From the records below, pull each line that has "карт".

[Start]

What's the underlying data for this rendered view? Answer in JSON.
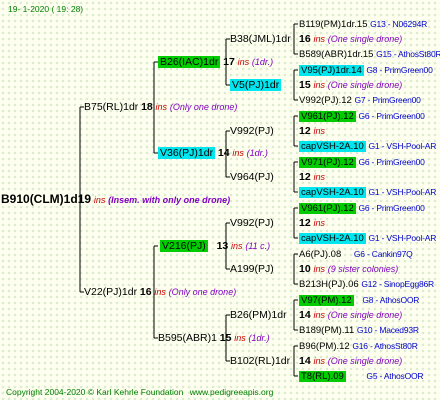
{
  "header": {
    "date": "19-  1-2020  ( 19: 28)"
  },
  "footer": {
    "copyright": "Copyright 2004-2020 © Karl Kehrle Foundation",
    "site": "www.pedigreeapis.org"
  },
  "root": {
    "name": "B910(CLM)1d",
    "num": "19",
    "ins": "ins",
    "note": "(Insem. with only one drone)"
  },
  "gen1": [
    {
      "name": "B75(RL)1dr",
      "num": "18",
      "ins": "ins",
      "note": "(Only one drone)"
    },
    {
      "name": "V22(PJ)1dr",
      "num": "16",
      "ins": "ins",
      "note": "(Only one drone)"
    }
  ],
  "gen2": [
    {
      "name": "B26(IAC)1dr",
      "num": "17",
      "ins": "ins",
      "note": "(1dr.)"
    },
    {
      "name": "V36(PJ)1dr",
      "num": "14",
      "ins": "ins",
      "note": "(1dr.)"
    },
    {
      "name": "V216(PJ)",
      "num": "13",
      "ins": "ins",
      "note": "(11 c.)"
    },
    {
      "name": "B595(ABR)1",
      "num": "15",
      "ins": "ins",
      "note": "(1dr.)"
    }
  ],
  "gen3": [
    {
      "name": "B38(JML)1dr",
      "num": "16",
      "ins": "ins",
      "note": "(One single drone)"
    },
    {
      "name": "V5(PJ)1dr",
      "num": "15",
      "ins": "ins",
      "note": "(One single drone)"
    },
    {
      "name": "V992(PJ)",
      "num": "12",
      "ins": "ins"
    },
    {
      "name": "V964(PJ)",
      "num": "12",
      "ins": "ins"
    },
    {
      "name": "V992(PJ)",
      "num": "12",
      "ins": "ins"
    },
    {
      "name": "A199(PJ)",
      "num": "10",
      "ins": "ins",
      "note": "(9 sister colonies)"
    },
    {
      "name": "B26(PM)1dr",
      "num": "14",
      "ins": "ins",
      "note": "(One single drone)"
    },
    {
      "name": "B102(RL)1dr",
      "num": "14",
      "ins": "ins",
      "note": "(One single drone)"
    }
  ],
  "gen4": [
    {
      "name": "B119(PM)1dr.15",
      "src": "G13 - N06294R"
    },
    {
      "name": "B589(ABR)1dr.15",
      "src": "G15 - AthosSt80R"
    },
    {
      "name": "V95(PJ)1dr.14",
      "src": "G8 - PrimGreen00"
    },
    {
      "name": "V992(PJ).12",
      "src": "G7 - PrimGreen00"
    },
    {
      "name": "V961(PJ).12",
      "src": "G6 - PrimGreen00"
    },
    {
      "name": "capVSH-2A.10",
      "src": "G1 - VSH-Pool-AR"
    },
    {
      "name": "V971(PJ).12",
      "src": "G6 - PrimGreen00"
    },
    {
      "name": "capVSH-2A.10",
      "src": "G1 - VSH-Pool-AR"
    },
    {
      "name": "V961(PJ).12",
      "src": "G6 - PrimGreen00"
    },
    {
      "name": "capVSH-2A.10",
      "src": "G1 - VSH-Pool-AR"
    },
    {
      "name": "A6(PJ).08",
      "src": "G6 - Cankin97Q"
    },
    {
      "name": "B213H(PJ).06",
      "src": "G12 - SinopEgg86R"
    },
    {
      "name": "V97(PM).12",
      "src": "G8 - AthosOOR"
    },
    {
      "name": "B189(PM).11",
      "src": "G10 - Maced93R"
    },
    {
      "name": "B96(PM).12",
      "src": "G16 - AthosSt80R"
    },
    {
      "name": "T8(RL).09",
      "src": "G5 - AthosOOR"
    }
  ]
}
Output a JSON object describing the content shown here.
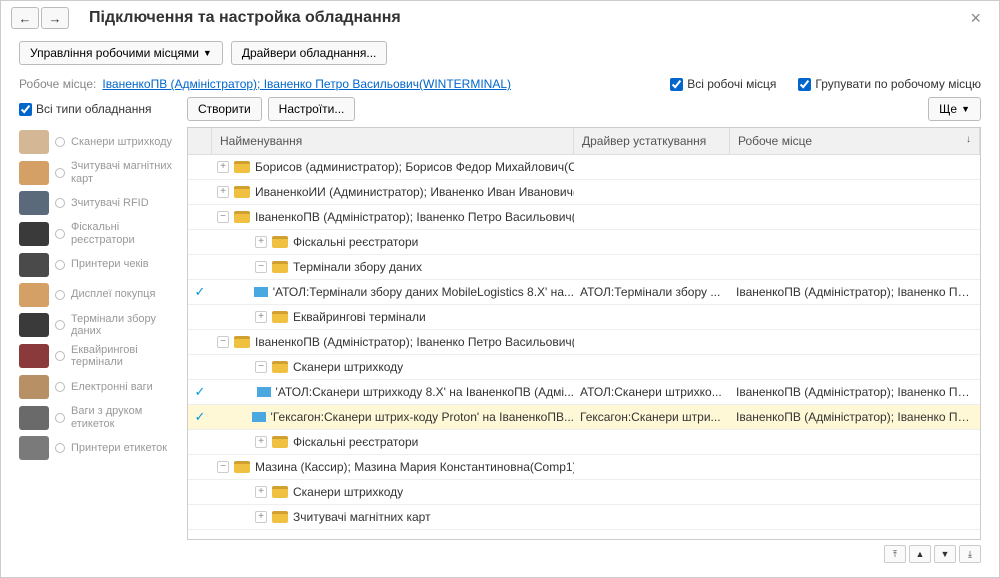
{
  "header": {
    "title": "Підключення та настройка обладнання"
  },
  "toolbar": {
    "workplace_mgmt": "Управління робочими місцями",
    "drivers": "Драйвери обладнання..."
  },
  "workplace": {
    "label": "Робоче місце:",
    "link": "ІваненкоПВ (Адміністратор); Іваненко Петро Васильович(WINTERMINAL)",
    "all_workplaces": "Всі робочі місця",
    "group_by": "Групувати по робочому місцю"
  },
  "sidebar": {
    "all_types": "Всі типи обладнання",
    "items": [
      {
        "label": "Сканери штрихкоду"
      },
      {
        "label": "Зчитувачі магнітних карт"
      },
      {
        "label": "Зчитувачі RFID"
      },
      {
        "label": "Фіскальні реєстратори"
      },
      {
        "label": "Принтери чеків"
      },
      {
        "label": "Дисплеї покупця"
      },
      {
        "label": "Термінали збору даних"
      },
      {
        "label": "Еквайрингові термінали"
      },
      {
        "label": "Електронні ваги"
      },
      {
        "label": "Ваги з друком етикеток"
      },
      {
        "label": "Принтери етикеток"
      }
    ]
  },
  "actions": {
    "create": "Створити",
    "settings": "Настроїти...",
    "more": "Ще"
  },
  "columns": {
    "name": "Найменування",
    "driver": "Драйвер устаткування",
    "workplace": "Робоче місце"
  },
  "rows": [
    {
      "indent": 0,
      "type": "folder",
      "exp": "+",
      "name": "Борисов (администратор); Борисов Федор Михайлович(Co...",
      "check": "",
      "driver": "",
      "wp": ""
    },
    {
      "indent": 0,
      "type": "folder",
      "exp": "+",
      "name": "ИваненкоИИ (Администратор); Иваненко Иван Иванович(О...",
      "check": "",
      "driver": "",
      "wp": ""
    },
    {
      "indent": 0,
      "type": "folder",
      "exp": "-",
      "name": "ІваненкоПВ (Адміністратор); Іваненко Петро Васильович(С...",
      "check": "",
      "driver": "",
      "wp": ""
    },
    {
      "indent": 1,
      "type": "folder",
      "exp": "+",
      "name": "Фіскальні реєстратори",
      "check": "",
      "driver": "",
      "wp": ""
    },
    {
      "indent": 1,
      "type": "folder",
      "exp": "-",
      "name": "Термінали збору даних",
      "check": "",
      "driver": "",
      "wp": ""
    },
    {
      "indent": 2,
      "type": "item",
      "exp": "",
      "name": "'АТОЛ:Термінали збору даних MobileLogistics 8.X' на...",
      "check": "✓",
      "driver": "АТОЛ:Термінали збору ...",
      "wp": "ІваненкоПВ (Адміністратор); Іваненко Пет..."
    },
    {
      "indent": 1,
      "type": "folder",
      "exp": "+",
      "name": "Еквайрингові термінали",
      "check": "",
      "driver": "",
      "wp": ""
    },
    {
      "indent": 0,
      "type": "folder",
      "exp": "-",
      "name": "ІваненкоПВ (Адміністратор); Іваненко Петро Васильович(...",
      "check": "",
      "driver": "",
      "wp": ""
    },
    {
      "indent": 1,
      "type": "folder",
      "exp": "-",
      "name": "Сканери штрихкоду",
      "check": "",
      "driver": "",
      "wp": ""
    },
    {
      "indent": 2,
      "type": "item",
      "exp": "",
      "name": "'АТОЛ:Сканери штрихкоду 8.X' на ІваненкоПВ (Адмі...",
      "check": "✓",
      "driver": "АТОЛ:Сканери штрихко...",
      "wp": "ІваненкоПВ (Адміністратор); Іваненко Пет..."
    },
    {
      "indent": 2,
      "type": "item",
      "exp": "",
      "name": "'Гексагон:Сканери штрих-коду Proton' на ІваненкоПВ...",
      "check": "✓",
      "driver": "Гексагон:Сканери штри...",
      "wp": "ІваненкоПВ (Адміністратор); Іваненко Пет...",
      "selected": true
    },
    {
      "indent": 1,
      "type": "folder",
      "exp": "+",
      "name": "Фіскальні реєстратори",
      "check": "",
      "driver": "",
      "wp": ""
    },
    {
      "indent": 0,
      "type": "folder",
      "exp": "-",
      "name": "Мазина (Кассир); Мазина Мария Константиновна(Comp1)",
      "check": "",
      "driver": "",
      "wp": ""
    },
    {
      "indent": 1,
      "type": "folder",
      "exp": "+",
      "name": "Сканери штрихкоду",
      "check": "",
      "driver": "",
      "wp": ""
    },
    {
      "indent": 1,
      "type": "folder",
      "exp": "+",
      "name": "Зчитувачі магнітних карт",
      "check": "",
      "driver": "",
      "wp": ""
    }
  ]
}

[End]

TASK RESPONSE>
        "label": "Зчитувачі магнітних карт"
      "name": "Зчитувачі магнітних карт",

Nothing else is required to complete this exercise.